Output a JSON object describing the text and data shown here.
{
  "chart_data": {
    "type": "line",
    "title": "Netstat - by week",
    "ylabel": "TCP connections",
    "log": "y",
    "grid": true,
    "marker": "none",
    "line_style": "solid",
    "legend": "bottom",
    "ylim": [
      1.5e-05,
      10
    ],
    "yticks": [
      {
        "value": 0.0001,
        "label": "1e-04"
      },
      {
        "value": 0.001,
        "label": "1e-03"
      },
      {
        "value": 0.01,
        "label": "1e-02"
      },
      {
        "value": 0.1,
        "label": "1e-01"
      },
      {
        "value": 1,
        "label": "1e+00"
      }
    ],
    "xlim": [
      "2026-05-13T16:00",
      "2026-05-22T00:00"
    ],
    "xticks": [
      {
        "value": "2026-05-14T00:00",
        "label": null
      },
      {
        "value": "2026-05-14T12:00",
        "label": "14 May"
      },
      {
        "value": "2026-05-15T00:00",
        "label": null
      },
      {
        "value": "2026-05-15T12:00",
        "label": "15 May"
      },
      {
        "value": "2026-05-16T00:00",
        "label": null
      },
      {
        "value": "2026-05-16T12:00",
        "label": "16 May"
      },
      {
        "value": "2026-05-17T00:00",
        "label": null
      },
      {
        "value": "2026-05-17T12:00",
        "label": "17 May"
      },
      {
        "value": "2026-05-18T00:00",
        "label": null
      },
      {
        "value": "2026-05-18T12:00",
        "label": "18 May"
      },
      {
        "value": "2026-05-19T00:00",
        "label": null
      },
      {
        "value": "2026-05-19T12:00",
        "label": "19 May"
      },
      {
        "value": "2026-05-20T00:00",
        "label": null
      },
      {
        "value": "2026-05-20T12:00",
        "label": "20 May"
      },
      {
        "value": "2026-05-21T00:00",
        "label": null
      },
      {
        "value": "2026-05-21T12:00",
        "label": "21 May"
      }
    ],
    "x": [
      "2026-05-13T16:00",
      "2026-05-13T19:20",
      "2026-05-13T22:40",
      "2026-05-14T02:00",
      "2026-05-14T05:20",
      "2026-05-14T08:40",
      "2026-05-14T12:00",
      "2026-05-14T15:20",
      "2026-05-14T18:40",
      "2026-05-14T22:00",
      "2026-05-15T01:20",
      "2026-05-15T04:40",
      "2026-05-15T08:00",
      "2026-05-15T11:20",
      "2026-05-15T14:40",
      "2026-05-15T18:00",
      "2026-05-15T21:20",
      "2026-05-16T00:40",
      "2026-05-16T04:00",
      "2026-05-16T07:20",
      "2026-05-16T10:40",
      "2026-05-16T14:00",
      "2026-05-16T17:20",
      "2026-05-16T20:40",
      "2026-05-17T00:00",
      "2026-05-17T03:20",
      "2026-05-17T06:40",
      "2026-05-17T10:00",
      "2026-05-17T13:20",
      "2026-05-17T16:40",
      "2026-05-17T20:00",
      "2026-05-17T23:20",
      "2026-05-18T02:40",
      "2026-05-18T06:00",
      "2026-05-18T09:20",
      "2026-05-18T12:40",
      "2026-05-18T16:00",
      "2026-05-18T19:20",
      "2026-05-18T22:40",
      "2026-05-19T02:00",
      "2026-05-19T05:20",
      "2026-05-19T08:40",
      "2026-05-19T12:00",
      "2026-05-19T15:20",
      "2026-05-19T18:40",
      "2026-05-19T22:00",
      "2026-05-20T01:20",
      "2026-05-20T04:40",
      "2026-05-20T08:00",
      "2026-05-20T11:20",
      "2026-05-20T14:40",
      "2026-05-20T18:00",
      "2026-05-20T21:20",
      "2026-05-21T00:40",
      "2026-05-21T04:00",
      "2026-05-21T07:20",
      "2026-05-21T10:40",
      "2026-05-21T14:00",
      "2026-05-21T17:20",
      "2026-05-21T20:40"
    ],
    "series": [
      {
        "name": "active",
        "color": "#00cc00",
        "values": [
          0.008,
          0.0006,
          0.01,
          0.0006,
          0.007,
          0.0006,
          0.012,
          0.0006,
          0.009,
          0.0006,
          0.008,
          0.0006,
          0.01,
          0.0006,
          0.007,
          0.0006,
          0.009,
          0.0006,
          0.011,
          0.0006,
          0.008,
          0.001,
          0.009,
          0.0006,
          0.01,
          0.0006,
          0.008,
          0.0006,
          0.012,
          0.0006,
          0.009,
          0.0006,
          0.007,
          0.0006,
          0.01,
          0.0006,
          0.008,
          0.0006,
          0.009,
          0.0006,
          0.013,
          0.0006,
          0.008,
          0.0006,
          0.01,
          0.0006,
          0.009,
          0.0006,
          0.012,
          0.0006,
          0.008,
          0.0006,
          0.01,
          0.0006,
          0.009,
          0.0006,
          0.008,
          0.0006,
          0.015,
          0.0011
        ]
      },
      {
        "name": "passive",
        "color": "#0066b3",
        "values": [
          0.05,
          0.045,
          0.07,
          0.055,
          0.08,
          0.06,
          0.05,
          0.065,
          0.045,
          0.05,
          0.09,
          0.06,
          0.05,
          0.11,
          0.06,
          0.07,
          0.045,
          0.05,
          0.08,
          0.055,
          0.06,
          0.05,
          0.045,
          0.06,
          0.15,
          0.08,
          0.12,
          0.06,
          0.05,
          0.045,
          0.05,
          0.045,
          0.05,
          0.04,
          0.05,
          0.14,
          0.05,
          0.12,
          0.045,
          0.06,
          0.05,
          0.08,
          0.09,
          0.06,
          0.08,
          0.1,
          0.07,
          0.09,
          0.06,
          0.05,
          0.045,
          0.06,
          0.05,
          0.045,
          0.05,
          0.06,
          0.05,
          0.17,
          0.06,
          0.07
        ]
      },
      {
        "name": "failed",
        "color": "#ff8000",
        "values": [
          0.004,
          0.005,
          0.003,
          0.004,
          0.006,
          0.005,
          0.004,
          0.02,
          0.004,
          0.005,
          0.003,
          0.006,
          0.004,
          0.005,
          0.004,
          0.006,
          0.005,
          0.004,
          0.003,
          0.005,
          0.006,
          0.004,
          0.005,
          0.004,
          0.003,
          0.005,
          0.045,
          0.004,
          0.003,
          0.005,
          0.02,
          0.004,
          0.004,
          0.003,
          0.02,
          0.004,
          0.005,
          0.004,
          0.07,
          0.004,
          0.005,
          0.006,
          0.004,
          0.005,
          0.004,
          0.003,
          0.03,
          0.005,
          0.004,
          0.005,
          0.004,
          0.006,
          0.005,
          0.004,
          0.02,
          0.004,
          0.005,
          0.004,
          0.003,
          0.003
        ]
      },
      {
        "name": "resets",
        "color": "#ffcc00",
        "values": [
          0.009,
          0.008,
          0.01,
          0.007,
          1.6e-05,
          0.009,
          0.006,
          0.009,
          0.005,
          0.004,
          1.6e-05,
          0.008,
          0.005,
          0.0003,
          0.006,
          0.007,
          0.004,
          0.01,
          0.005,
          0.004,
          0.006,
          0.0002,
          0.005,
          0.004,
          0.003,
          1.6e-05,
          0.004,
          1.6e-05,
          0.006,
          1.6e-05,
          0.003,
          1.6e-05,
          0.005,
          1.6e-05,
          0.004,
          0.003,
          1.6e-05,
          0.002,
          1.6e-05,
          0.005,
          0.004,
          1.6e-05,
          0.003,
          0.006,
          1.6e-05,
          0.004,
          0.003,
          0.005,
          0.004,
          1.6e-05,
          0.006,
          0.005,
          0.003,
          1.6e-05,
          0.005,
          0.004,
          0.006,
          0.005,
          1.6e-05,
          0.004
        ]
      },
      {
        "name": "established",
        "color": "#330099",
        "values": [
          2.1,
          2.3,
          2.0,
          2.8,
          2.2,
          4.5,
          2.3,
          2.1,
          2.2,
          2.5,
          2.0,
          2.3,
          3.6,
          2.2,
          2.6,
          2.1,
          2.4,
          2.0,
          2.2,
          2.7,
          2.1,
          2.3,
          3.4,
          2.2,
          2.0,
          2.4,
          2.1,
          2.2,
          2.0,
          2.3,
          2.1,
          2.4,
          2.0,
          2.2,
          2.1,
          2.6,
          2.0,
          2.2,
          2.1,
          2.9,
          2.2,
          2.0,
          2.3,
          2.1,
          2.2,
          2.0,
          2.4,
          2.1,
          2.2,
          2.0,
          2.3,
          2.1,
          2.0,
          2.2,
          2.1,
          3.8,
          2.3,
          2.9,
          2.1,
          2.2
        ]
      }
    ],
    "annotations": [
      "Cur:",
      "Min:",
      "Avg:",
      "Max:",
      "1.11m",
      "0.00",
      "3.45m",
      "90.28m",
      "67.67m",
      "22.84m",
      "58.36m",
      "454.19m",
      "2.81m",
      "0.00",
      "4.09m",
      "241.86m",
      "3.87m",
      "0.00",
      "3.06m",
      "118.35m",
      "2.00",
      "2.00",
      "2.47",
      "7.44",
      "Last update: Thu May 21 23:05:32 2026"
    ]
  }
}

Task directions> Which lines hold the string "name"? Copy all of them from the data above.

Final result>
        "name": "active",
        "name": "passive",
        "name": "failed",
        "name": "resets",
        "name": "established",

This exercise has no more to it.